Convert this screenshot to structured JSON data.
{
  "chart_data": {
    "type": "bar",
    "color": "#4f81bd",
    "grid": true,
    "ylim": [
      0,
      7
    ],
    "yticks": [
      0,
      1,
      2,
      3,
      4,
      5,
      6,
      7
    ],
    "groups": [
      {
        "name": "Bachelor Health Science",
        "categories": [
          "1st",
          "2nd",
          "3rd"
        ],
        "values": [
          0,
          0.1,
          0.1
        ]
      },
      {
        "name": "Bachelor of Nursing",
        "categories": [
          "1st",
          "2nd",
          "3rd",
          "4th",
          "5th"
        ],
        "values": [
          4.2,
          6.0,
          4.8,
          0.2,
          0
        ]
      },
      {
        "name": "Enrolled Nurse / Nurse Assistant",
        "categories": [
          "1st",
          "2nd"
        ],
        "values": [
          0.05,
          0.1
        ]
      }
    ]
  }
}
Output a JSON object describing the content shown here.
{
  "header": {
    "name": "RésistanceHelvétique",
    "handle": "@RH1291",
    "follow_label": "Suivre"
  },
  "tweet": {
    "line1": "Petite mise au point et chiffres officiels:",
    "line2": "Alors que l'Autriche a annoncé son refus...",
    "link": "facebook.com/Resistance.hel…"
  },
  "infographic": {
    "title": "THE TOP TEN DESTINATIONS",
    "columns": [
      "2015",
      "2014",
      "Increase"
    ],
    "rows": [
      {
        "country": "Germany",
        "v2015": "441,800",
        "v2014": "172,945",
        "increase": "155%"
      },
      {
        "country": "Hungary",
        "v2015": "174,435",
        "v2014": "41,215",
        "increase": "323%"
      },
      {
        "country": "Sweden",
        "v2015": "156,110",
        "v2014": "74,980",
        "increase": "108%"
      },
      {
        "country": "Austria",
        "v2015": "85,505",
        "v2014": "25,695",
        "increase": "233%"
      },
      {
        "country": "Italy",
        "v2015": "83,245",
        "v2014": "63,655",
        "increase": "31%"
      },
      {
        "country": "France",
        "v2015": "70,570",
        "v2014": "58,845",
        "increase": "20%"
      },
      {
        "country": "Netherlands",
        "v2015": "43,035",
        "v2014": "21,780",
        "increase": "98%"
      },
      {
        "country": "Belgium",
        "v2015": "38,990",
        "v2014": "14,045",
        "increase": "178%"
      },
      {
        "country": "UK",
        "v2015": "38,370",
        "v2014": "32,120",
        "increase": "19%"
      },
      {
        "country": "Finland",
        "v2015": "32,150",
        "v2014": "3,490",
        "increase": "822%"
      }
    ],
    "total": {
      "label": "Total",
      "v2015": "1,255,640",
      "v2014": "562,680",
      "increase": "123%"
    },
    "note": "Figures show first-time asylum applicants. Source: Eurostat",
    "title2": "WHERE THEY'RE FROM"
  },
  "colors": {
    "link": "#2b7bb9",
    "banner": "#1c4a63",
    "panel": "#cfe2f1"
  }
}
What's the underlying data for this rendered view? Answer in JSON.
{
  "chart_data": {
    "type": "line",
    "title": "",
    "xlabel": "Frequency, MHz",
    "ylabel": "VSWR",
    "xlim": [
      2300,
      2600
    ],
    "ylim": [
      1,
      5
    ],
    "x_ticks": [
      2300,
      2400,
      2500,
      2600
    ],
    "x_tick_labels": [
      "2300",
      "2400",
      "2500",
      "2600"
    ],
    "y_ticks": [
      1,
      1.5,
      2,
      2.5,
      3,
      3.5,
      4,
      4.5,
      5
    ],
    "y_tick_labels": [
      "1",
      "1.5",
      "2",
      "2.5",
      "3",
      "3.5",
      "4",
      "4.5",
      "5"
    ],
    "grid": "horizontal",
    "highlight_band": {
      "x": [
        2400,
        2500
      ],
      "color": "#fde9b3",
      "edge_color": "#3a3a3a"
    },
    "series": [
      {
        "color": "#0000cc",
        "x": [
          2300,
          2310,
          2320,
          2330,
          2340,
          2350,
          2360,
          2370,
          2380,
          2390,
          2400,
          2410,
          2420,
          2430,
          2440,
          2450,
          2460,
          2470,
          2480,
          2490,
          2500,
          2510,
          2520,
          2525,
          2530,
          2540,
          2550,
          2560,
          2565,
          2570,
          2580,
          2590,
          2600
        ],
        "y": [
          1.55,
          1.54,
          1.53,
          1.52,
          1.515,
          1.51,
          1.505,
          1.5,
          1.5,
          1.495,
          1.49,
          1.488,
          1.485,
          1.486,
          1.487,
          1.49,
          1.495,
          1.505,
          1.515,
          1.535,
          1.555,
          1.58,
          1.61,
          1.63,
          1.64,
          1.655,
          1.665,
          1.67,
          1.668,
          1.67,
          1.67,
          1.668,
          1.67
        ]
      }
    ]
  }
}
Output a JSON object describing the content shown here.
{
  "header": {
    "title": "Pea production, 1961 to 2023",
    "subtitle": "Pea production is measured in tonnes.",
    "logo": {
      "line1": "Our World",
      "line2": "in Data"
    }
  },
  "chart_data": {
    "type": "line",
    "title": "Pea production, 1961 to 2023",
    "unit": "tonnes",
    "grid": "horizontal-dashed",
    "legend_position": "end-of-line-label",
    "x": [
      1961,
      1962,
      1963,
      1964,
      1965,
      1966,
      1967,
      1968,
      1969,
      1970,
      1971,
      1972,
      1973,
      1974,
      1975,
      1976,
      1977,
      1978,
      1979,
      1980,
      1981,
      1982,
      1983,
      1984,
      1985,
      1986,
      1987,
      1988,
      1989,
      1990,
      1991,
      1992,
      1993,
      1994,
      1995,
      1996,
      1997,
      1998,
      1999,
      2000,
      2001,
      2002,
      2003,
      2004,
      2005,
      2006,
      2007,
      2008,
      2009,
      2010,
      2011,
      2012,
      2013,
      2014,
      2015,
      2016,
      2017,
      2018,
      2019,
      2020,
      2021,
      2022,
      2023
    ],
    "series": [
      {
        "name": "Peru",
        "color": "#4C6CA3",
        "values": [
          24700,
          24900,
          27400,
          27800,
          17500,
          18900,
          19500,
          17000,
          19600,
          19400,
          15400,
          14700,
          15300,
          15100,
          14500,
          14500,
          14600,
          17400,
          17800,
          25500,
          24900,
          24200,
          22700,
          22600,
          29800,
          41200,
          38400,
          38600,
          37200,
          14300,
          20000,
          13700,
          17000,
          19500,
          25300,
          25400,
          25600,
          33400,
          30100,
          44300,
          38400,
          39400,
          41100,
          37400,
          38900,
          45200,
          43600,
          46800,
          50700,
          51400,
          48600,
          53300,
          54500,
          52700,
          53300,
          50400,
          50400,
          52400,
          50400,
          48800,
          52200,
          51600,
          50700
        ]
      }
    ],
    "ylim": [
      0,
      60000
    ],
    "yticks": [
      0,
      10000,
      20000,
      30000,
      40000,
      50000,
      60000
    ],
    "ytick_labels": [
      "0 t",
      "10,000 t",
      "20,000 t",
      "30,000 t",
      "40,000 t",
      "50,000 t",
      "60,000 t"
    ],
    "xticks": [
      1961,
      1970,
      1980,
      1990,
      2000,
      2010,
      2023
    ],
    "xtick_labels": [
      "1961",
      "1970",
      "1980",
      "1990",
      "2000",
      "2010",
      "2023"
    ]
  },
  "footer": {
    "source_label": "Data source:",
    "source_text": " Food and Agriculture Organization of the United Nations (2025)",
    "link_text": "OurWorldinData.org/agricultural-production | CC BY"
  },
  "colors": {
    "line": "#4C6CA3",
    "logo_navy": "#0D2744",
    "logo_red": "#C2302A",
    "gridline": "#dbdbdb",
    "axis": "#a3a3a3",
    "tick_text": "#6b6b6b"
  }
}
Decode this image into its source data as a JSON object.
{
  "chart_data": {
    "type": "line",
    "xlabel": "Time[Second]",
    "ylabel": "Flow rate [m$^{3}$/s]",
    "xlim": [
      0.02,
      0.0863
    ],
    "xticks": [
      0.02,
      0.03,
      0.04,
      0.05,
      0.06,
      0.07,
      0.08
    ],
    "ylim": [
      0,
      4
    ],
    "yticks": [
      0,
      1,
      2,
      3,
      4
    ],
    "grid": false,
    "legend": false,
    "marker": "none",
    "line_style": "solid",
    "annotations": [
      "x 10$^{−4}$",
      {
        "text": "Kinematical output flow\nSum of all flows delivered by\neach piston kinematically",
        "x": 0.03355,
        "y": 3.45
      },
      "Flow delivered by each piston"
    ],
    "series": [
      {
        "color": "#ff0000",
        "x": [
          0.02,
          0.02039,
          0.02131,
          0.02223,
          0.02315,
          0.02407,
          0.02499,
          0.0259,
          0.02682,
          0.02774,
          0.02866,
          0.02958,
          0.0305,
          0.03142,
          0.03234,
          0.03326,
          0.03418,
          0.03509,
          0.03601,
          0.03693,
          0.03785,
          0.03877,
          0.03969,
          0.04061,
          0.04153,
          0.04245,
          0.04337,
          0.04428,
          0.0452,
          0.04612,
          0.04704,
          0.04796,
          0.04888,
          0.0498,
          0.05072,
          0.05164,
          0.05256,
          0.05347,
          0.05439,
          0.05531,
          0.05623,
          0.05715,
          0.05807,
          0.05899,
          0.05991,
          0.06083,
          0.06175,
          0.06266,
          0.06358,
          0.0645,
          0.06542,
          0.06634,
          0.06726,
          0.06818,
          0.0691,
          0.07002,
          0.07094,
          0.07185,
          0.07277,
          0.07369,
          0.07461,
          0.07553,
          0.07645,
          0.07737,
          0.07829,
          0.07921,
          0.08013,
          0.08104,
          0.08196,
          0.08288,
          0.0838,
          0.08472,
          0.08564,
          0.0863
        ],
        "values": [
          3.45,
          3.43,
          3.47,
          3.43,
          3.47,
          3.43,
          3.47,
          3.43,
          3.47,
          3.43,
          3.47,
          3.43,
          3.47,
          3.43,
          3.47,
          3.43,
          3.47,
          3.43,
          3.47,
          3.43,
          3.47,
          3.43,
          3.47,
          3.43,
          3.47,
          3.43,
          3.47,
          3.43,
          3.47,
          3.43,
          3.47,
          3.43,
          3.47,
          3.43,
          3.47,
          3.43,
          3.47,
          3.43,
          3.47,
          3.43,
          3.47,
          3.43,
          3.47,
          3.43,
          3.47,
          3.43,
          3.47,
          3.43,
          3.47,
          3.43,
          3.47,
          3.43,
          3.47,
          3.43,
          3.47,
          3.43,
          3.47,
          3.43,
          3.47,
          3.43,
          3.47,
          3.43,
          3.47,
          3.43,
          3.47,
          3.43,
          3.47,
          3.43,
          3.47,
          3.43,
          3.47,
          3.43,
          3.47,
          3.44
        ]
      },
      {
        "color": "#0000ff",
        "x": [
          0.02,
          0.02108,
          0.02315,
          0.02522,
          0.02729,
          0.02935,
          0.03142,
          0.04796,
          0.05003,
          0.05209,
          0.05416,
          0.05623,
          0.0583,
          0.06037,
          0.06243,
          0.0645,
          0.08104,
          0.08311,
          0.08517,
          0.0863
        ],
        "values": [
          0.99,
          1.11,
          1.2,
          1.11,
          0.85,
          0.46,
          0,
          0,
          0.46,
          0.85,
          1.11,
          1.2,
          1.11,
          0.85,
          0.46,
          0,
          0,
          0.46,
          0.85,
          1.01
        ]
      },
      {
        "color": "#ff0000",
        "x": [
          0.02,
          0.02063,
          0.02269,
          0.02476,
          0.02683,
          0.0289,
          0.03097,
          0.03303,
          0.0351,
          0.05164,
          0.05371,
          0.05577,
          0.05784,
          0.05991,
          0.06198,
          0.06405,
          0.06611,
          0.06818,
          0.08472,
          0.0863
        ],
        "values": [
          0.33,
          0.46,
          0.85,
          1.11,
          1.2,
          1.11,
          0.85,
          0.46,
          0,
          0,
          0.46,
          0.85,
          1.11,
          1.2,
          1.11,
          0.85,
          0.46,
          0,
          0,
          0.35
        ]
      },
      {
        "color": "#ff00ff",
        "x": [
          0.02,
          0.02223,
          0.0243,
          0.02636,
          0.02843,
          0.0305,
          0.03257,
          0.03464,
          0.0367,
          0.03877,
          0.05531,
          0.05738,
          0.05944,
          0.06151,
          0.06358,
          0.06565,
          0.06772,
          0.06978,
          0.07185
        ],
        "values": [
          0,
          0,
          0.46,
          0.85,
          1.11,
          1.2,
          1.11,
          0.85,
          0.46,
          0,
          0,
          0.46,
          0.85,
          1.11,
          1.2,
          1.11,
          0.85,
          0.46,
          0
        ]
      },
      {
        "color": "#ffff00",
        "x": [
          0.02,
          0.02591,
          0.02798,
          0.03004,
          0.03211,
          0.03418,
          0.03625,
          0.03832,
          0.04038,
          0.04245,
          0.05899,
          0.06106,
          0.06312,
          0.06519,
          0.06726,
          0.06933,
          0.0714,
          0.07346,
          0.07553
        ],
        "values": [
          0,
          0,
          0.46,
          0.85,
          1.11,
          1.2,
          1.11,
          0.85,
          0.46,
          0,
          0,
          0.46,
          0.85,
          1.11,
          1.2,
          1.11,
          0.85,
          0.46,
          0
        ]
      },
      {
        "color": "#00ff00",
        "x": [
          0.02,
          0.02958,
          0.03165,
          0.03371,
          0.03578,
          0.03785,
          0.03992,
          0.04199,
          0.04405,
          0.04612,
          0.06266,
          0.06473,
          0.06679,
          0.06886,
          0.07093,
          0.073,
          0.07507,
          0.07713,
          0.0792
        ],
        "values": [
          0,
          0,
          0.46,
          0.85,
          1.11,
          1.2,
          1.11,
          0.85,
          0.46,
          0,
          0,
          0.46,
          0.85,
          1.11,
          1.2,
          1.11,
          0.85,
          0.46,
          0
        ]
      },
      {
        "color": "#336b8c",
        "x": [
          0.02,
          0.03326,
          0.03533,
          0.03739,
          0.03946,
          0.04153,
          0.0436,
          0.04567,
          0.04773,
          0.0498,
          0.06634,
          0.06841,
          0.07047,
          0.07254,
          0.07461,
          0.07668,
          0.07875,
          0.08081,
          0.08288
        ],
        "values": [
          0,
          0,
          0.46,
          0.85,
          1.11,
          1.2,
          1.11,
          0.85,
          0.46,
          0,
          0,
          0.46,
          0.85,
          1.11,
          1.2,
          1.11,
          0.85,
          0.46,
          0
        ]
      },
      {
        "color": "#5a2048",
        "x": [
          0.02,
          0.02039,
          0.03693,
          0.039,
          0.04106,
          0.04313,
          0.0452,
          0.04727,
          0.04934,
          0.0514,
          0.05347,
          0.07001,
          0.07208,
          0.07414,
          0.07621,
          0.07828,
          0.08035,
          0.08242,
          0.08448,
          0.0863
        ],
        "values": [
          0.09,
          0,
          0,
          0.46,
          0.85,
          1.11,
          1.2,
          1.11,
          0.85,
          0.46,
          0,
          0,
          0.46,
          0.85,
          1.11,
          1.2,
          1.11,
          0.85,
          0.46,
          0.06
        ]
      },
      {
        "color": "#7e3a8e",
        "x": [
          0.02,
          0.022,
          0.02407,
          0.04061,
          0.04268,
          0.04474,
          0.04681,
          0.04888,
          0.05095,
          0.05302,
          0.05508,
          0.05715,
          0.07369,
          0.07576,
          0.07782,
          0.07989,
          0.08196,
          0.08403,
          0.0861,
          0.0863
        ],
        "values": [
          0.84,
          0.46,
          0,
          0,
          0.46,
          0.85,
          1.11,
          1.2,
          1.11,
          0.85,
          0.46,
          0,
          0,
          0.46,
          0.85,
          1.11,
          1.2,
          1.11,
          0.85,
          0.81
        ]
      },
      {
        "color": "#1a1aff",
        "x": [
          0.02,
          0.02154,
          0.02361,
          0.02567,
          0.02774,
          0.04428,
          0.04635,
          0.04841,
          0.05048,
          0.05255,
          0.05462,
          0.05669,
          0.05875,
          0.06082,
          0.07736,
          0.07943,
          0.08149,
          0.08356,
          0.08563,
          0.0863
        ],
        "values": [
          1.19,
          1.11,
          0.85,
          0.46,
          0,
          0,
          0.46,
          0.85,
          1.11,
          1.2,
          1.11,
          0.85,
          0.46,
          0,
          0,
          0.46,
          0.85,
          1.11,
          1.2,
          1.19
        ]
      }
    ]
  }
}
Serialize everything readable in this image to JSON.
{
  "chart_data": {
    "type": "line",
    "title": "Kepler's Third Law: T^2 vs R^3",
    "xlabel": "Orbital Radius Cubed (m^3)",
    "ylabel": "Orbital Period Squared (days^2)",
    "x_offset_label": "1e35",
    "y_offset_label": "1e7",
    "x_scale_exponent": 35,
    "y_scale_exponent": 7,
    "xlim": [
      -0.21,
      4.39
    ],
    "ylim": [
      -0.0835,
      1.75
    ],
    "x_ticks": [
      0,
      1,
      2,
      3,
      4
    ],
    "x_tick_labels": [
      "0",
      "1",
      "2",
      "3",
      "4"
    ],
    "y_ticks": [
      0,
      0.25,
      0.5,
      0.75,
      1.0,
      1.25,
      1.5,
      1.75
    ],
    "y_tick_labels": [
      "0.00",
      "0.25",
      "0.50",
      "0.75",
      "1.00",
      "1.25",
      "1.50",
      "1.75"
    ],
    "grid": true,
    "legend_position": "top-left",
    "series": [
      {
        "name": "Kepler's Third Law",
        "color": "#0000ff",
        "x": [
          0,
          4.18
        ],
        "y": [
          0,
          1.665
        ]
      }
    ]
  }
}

..............................

From the data, collect all lines where the string "ylabel" appears.

→ Response to this task:
    "ylabel": "VSWR",
    "ylabel": "Flow rate [m$^{3}$/s]",
    "ylabel": "Orbital Period Squared (days^2)",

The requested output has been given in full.